■ Given instruction
Print the entire listing. Each line must match the original exactly.

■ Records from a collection
________________________________________

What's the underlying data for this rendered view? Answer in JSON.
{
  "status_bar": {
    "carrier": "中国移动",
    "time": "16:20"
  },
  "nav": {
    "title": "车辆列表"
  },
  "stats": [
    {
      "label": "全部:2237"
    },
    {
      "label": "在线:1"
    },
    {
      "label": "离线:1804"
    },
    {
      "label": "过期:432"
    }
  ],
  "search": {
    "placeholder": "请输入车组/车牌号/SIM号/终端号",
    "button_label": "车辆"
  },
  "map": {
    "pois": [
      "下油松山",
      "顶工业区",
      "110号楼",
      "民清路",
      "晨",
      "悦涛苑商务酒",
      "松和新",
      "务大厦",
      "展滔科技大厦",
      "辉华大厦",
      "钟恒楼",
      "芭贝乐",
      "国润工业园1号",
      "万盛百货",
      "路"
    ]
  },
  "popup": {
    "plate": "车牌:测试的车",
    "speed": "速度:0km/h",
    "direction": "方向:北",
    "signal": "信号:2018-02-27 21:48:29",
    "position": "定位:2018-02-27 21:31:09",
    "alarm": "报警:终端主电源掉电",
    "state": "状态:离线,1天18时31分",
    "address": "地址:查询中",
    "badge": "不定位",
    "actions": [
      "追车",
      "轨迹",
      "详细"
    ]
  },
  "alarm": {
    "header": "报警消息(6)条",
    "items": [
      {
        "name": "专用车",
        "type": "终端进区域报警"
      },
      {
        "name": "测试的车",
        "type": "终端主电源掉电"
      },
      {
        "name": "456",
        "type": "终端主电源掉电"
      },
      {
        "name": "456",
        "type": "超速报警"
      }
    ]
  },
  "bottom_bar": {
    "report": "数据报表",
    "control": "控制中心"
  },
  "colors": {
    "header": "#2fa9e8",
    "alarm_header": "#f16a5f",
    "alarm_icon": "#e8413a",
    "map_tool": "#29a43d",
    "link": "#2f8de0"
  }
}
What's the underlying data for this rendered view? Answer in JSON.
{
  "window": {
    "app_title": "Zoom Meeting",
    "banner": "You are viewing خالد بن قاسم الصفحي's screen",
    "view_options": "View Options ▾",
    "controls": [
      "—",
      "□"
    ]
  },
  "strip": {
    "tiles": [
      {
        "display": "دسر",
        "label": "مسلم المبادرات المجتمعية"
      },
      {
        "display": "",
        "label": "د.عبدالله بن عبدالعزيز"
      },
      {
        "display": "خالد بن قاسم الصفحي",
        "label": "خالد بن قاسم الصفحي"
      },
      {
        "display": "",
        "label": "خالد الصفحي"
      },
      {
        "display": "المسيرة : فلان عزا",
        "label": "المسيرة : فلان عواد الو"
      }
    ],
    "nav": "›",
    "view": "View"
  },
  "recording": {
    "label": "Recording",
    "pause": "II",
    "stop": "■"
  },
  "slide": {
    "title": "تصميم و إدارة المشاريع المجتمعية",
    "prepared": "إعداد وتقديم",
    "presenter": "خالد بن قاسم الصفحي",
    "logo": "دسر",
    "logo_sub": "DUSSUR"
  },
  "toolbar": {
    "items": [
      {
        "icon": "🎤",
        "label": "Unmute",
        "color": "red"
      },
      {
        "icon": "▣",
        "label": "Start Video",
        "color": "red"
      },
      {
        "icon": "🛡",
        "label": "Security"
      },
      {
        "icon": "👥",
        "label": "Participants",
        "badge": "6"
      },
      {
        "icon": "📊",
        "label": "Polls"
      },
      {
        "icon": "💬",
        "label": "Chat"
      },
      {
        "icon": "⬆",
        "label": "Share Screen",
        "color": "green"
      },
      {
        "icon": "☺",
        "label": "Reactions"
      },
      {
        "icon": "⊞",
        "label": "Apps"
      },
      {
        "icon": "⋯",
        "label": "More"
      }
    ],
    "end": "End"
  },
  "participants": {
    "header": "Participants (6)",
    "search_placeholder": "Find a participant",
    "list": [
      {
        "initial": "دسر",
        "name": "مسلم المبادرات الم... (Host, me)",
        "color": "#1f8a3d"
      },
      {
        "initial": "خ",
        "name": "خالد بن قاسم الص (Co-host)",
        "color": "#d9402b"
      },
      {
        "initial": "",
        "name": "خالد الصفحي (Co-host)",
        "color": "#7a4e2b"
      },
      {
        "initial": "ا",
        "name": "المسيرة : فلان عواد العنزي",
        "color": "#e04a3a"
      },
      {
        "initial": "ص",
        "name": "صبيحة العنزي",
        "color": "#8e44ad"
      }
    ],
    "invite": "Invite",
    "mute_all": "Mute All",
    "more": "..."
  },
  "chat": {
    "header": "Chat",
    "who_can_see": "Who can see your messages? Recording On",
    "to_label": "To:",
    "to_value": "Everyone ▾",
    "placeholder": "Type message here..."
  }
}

________________________________________

■ Final result
What's the underlying data for this rendered view? Answer in JSON.
{
  "status_bar": {
    "carrier": "中国移动",
    "time": "16:20"
  },
  "nav": {
    "title": "车辆列表"
  },
  "stats": [
    {
      "label": "全部:2237"
    },
    {
      "label": "在线:1"
    },
    {
      "label": "离线:1804"
    },
    {
      "label": "过期:432"
    }
  ],
  "search": {
    "placeholder": "请输入车组/车牌号/SIM号/终端号",
    "button_label": "车辆"
  },
  "map": {
    "pois": [
      "下油松山",
      "顶工业区",
      "110号楼",
      "民清路",
      "晨",
      "悦涛苑商务酒",
      "松和新",
      "务大厦",
      "展滔科技大厦",
      "辉华大厦",
      "钟恒楼",
      "芭贝乐",
      "国润工业园1号",
      "万盛百货",
      "路"
    ]
  },
  "popup": {
    "plate": "车牌:测试的车",
    "speed": "速度:0km/h",
    "direction": "方向:北",
    "signal": "信号:2018-02-27 21:48:29",
    "position": "定位:2018-02-27 21:31:09",
    "alarm": "报警:终端主电源掉电",
    "state": "状态:离线,1天18时31分",
    "address": "地址:查询中",
    "badge": "不定位",
    "actions": [
      "追车",
      "轨迹",
      "详细"
    ]
  },
  "alarm": {
    "header": "报警消息(6)条",
    "items": [
      {
        "name": "专用车",
        "type": "终端进区域报警"
      },
      {
        "name": "测试的车",
        "type": "终端主电源掉电"
      },
      {
        "name": "456",
        "type": "终端主电源掉电"
      },
      {
        "name": "456",
        "type": "超速报警"
      }
    ]
  },
  "bottom_bar": {
    "report": "数据报表",
    "control": "控制中心"
  },
  "colors": {
    "header": "#2fa9e8",
    "alarm_header": "#f16a5f",
    "alarm_icon": "#e8413a",
    "map_tool": "#29a43d",
    "link": "#2f8de0"
  }
}
What's the underlying data for this rendered view? Answer in JSON.
{
  "window": {
    "app_title": "Zoom Meeting",
    "banner": "You are viewing خالد بن قاسم الصفحي's screen",
    "view_options": "View Options ▾",
    "controls": [
      "—",
      "□"
    ]
  },
  "strip": {
    "tiles": [
      {
        "display": "دسر",
        "label": "مسلم المبادرات المجتمعية"
      },
      {
        "display": "",
        "label": "د.عبدالله بن عبدالعزيز"
      },
      {
        "display": "خالد بن قاسم الصفحي",
        "label": "خالد بن قاسم الصفحي"
      },
      {
        "display": "",
        "label": "خالد الصفحي"
      },
      {
        "display": "المسيرة : فلان عزا",
        "label": "المسيرة : فلان عواد الو"
      }
    ],
    "nav": "›",
    "view": "View"
  },
  "recording": {
    "label": "Recording",
    "pause": "II",
    "stop": "■"
  },
  "slide": {
    "title": "تصميم و إدارة المشاريع المجتمعية",
    "prepared": "إعداد وتقديم",
    "presenter": "خالد بن قاسم الصفحي",
    "logo": "دسر",
    "logo_sub": "DUSSUR"
  },
  "toolbar": {
    "items": [
      {
        "icon": "🎤",
        "label": "Unmute",
        "color": "red"
      },
      {
        "icon": "▣",
        "label": "Start Video",
        "color": "red"
      },
      {
        "icon": "🛡",
        "label": "Security"
      },
      {
        "icon": "👥",
        "label": "Participants",
        "badge": "6"
      },
      {
        "icon": "📊",
        "label": "Polls"
      },
      {
        "icon": "💬",
        "label": "Chat"
      },
      {
        "icon": "⬆",
        "label": "Share Screen",
        "color": "green"
      },
      {
        "icon": "☺",
        "label": "Reactions"
      },
      {
        "icon": "⊞",
        "label": "Apps"
      },
      {
        "icon": "⋯",
        "label": "More"
      }
    ],
    "end": "End"
  },
  "participants": {
    "header": "Participants (6)",
    "search_placeholder": "Find a participant",
    "list": [
      {
        "initial": "دسر",
        "name": "مسلم المبادرات الم... (Host, me)",
        "color": "#1f8a3d"
      },
      {
        "initial": "خ",
        "name": "خالد بن قاسم الص (Co-host)",
        "color": "#d9402b"
      },
      {
        "initial": "",
        "name": "خالد الصفحي (Co-host)",
        "color": "#7a4e2b"
      },
      {
        "initial": "ا",
        "name": "المسيرة : فلان عواد العنزي",
        "color": "#e04a3a"
      },
      {
        "initial": "ص",
        "name": "صبيحة العنزي",
        "color": "#8e44ad"
      }
    ],
    "invite": "Invite",
    "mute_all": "Mute All",
    "more": "..."
  },
  "chat": {
    "header": "Chat",
    "who_can_see": "Who can see your messages? Recording On",
    "to_label": "To:",
    "to_value": "Everyone ▾",
    "placeholder": "Type message here..."
  }
}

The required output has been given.